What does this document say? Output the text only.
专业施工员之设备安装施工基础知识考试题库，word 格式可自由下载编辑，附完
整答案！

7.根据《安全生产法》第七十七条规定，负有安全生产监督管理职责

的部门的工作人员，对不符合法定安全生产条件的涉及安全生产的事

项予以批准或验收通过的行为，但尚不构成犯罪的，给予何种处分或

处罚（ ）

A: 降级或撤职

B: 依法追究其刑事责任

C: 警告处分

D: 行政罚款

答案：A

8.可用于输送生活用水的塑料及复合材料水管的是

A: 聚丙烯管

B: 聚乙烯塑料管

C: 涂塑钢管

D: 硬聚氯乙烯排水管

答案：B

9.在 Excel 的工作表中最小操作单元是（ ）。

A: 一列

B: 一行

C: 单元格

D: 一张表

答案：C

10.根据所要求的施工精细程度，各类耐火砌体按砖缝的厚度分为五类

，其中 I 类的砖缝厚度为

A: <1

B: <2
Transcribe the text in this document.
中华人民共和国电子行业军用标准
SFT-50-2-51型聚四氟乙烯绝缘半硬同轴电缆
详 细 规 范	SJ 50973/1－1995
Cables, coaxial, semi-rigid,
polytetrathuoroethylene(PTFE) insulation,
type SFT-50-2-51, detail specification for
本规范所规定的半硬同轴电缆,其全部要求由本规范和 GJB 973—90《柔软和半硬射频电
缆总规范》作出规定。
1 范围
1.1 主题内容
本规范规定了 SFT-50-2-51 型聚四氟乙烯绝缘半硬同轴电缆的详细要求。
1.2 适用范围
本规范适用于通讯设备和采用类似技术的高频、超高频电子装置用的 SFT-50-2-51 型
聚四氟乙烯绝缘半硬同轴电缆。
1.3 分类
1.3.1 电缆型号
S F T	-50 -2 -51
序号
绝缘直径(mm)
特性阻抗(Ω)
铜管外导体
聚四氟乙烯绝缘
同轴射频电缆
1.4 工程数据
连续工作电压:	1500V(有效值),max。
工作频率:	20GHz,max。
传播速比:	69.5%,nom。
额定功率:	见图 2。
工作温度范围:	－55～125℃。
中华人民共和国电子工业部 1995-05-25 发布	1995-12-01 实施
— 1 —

=-=-=

**What is asked**
Show all lines from the records above where the word "this" occurs.

**Full answer**
What does this document say? Output the text only.
Transcribe the text in this document.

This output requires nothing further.